A Itália foi a primeira nação da Europa que construiu uma autoestrada (1924) e o regime fascista sempre tentou estimular o transporte de massa, tanto que costumava organizar, nos feriados, os renomados “trens populares” que ofereciam 80% de desconto na passagem. O resultado foi que cada domingo mais de um milhão de pessoas de baixa renda teve a oportunidade de passar o dia na praia. Foi justamente naquela época que surgiu a moda do bronzeado. A popularidade de Mussolini cresceu não apenas na Itália, mas também no exterior e Winston Churchill nunca negou a sua admiração pelo Fascismo. Em 1931 o saneamento das paludes do Lácio (a malária foi erradicada para sempre) gerou emprego para 230.000 operários e 26.000 colonos. Essa obra gigantesca foi tomada como exemplo pelo presidente Roosewelt que, em 1933, assinou o Tennessee Valley Act visando desenvolver as áreas mais pobres de seis Estados americanos.

Basicamente o corporativismo fascista, que nasceu em 1927, vinha de uma interpretação solidária da encíclica Rerum Novarum de papa Leão XIII e estabeleceu a paridade entre produtores e trabalhadores. Consequentemente a jornada de trabalho foi reduzida a 40 horas semanais acarretando, em poucos meses, a contratação de 223.000 operários desempregados, dos quais 60.000 eram mulheres. Visando favorecer os trabalhadores, em 1933 nasceu o INPS e várias outras autarquias que ainda existem. A assistência sanitária foi estendida aos trabalhadores por meio de planos de saúde coletivos financiados tanto pelos próprios funcionários como pelos empresários. Foram introduzidos o salário-família e um salário reduzido em caso de desemprego.

Tudo somado o Fascismo, apesar de ter tirado a liberdade política do povo italiano, continuou sendo relativamente popular até depois das Leis Raciais de 1938. Essas Leis visavam atingir os Judeus de nacionalidade italiana mas, como reconheceu a famosa filósofa judia Hannah Arendt, havia tantas exceções nelas que quase ninguém ficou prejudicado. Ainda em 1940, quando a guerra já havia começado, a Marinha Militar italiana socorreu e salvou 500 Judeus de nacionalidade alemã cujo navio havia afundado perto da ilha de Rodes. Realmente o racismo jamais fez parte da cultura dos Italianos e uma das amantes do Duce, a renomada jornalista Margherita Sarfatti, era judia. Hitler teria aceito uma amante judia?

[Entradas de dados guardadas]

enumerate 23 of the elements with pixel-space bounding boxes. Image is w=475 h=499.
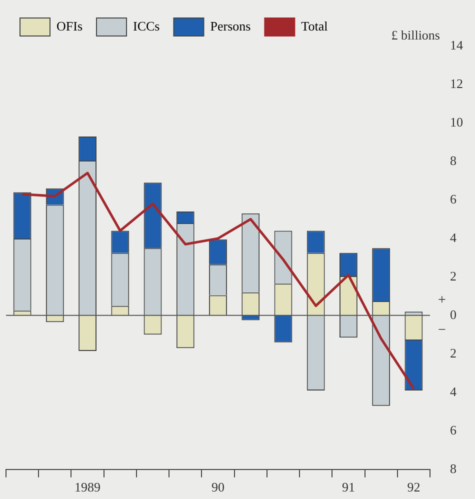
legend-label: OFIs <box>56 18 83 34</box>
text: − <box>438 323 446 338</box>
y-tick-label: 0 <box>450 306 456 322</box>
legend-label: Total <box>301 18 328 34</box>
y-tick-label: 12 <box>450 76 463 91</box>
y-tick-label: 6 <box>450 422 457 438</box>
x-tick-label: 92 <box>407 480 420 495</box>
y-tick-label: 2 <box>450 345 456 360</box>
x-tick-label: 1989 <box>74 480 101 495</box>
y-tick-label: 8 <box>450 460 456 476</box>
legend-label: ICCs <box>133 18 160 34</box>
x-tick-label: 90 <box>212 480 224 495</box>
y-tick-label: 4 <box>450 384 457 399</box>
y-tick-label: 4 <box>450 230 457 245</box>
y-tick-label: 14 <box>450 37 464 52</box>
text: + <box>438 293 446 308</box>
y-tick-label: 2 <box>450 268 456 284</box>
y-tick-label: 8 <box>450 152 456 168</box>
x-tick-label: 91 <box>342 480 355 495</box>
y-axis-title: £ billions <box>391 27 440 42</box>
y-tick-label: 6 <box>450 191 457 206</box>
y-tick-label: 10 <box>450 114 463 130</box>
legend-label: Persons <box>210 18 251 34</box>
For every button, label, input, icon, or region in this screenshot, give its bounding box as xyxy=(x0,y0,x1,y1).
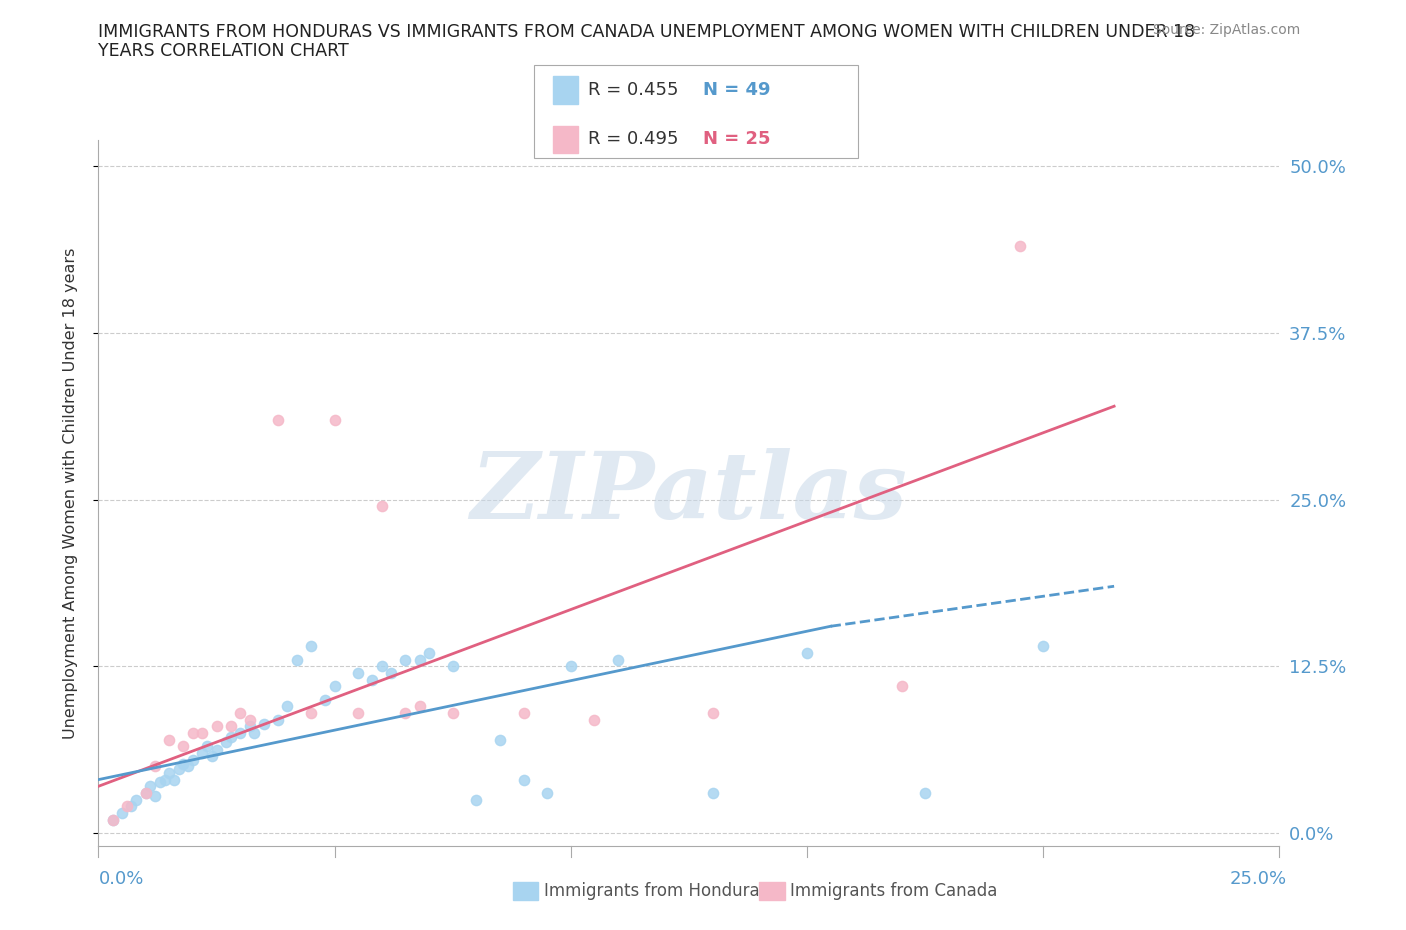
Point xyxy=(157,765,180,780)
Point xyxy=(702,786,724,801)
Point xyxy=(536,786,558,801)
Point xyxy=(361,672,384,687)
Point xyxy=(205,719,228,734)
Point xyxy=(135,786,157,801)
Point xyxy=(323,412,346,427)
Point xyxy=(285,652,308,667)
Text: 0.0%: 0.0% xyxy=(98,870,143,888)
Point xyxy=(191,746,214,761)
Point xyxy=(229,706,252,721)
Point xyxy=(163,772,186,787)
Point xyxy=(219,729,242,744)
Point xyxy=(371,498,394,513)
Point xyxy=(441,706,464,721)
Point xyxy=(418,645,440,660)
Point xyxy=(239,712,262,727)
Point xyxy=(560,658,582,673)
Point xyxy=(143,789,166,804)
Point xyxy=(607,652,630,667)
Point xyxy=(408,698,430,713)
Point xyxy=(143,759,166,774)
Point xyxy=(121,799,143,814)
Point xyxy=(115,799,138,814)
Point xyxy=(583,712,606,727)
Point xyxy=(167,762,190,777)
Point xyxy=(181,752,204,767)
Point xyxy=(347,706,370,721)
Point xyxy=(1008,239,1031,254)
Text: IMMIGRANTS FROM HONDURAS VS IMMIGRANTS FROM CANADA UNEMPLOYMENT AMONG WOMEN WITH: IMMIGRANTS FROM HONDURAS VS IMMIGRANTS F… xyxy=(98,23,1195,41)
Point xyxy=(157,732,180,747)
Point xyxy=(441,658,464,673)
Point xyxy=(139,778,162,793)
Point xyxy=(394,652,416,667)
Text: YEARS CORRELATION CHART: YEARS CORRELATION CHART xyxy=(98,42,349,60)
Point xyxy=(215,735,238,750)
Point xyxy=(181,725,204,740)
Point xyxy=(243,725,266,740)
Point xyxy=(299,706,322,721)
Point xyxy=(914,786,936,801)
Point xyxy=(229,725,252,740)
Point xyxy=(101,812,124,827)
Point xyxy=(191,725,214,740)
Point xyxy=(347,666,370,681)
Point xyxy=(267,712,290,727)
Point xyxy=(408,652,430,667)
Point xyxy=(153,772,176,787)
Text: Immigrants from Canada: Immigrants from Canada xyxy=(790,882,997,900)
Point xyxy=(299,639,322,654)
Point xyxy=(276,698,298,713)
Point xyxy=(253,716,276,731)
Point xyxy=(890,679,912,694)
Point xyxy=(125,792,148,807)
Point xyxy=(205,743,228,758)
Point xyxy=(172,756,194,771)
Point xyxy=(195,738,218,753)
Point xyxy=(371,658,394,673)
Point xyxy=(111,805,134,820)
Point xyxy=(465,792,488,807)
Text: ZIPatlas: ZIPatlas xyxy=(471,448,907,538)
Point xyxy=(314,692,336,707)
Point xyxy=(135,786,157,801)
Text: N = 25: N = 25 xyxy=(703,130,770,149)
Text: 25.0%: 25.0% xyxy=(1229,870,1286,888)
Text: N = 49: N = 49 xyxy=(703,81,770,100)
Point xyxy=(702,706,724,721)
Point xyxy=(101,812,124,827)
Point xyxy=(267,412,290,427)
Text: R = 0.455: R = 0.455 xyxy=(588,81,678,100)
Point xyxy=(219,719,242,734)
Point xyxy=(512,772,534,787)
Point xyxy=(177,759,200,774)
Text: Immigrants from Honduras: Immigrants from Honduras xyxy=(544,882,769,900)
Point xyxy=(1032,639,1054,654)
Y-axis label: Unemployment Among Women with Children Under 18 years: Unemployment Among Women with Children U… xyxy=(63,247,77,738)
Text: R = 0.495: R = 0.495 xyxy=(588,130,678,149)
Text: Source: ZipAtlas.com: Source: ZipAtlas.com xyxy=(1153,23,1301,37)
Point xyxy=(239,719,262,734)
Point xyxy=(323,679,346,694)
Point xyxy=(512,706,534,721)
Point xyxy=(394,706,416,721)
Point xyxy=(172,738,194,753)
Point xyxy=(380,666,402,681)
Point xyxy=(489,732,512,747)
Point xyxy=(796,645,818,660)
Point xyxy=(201,748,224,763)
Point xyxy=(149,775,172,790)
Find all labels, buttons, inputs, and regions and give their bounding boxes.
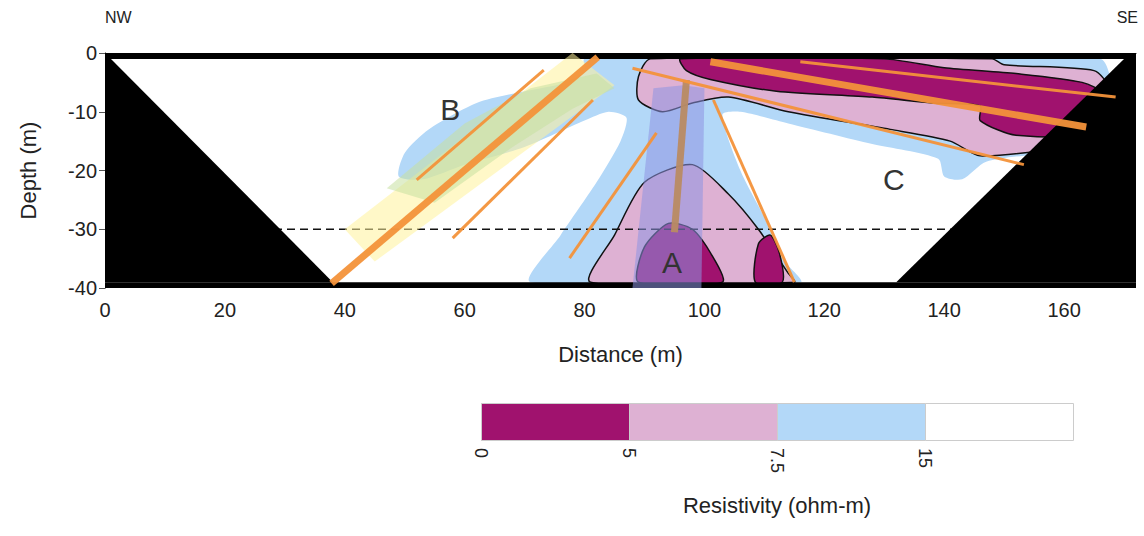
svg-text:NW: NW <box>105 9 133 26</box>
svg-text:0: 0 <box>99 299 110 321</box>
svg-text:-10: -10 <box>68 101 97 123</box>
svg-text:0: 0 <box>86 42 97 64</box>
svg-text:40: 40 <box>334 299 356 321</box>
svg-text:SE: SE <box>1117 9 1138 26</box>
svg-text:-20: -20 <box>68 160 97 182</box>
svg-text:7.5: 7.5 <box>767 448 787 473</box>
svg-text:5: 5 <box>619 448 639 458</box>
svg-text:Depth (m): Depth (m) <box>16 122 41 220</box>
svg-text:80: 80 <box>573 299 595 321</box>
svg-text:B: B <box>440 93 460 126</box>
svg-text:Distance (m): Distance (m) <box>558 342 683 367</box>
svg-text:0: 0 <box>471 448 491 458</box>
svg-text:60: 60 <box>454 299 476 321</box>
svg-text:A: A <box>662 246 682 279</box>
svg-text:C: C <box>883 163 905 196</box>
svg-text:-40: -40 <box>68 277 97 299</box>
svg-text:20: 20 <box>214 299 236 321</box>
svg-text:Resistivity (ohm-m): Resistivity (ohm-m) <box>683 493 871 518</box>
svg-text:-30: -30 <box>68 218 97 240</box>
svg-text:120: 120 <box>808 299 841 321</box>
svg-text:160: 160 <box>1047 299 1080 321</box>
svg-text:140: 140 <box>927 299 960 321</box>
svg-text:15: 15 <box>915 448 935 468</box>
svg-text:100: 100 <box>688 299 721 321</box>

§ TAREFA PROPOSTA 1:
Liste todas as pessoas citadas pelo nome no trecho sobre o Fascismo na Itália, na ordem em que aparecem.
§ TAREFA PROPOSTA 2:
Reescreva o trecho da listagem que vai da linha que contém "Point xyxy=(157,765,180,780)" até a linha que contém "Point xyxy=(394,652,416,667)", trocando "Point" por "Ponto" e mantendo todo o resto igual.

§ RESPOSTA DO EXERCÍCIO 1:
Mussolini
Winston Churchill
Roosewelt
papa Leão XIII
Hannah Arendt
Margherita Sarfatti
Hitler

§ RESPOSTA DO EXERCÍCIO 2:
Ponto xyxy=(157,765,180,780)
Ponto xyxy=(702,786,724,801)
Ponto xyxy=(536,786,558,801)
Ponto xyxy=(361,672,384,687)
Ponto xyxy=(205,719,228,734)
Ponto xyxy=(135,786,157,801)
Ponto xyxy=(323,412,346,427)
Ponto xyxy=(285,652,308,667)
Text: 0.0%: 0.0% xyxy=(98,870,143,888)
Ponto xyxy=(191,746,214,761)
Ponto xyxy=(229,706,252,721)
Ponto xyxy=(163,772,186,787)
Ponto xyxy=(219,729,242,744)
Ponto xyxy=(371,498,394,513)
Ponto xyxy=(441,706,464,721)
Ponto xyxy=(418,645,440,660)
Ponto xyxy=(239,712,262,727)
Ponto xyxy=(560,658,582,673)
Ponto xyxy=(143,789,166,804)
Ponto xyxy=(607,652,630,667)
Ponto xyxy=(408,698,430,713)
Ponto xyxy=(143,759,166,774)
Ponto xyxy=(121,799,143,814)
Ponto xyxy=(115,799,138,814)
Ponto xyxy=(583,712,606,727)
Ponto xyxy=(167,762,190,777)
Ponto xyxy=(181,752,204,767)
Ponto xyxy=(347,706,370,721)
Ponto xyxy=(1008,239,1031,254)
Text: IMMIGRANTS FROM HONDURAS VS IMMIGRANTS FROM CANADA UNEMPLOYMENT AMONG WOMEN WITH: IMMIGRANTS FROM HONDURAS VS IMMIGRANTS F… xyxy=(98,23,1195,41)
Ponto xyxy=(157,732,180,747)
Ponto xyxy=(441,658,464,673)
Ponto xyxy=(139,778,162,793)
Ponto xyxy=(394,652,416,667)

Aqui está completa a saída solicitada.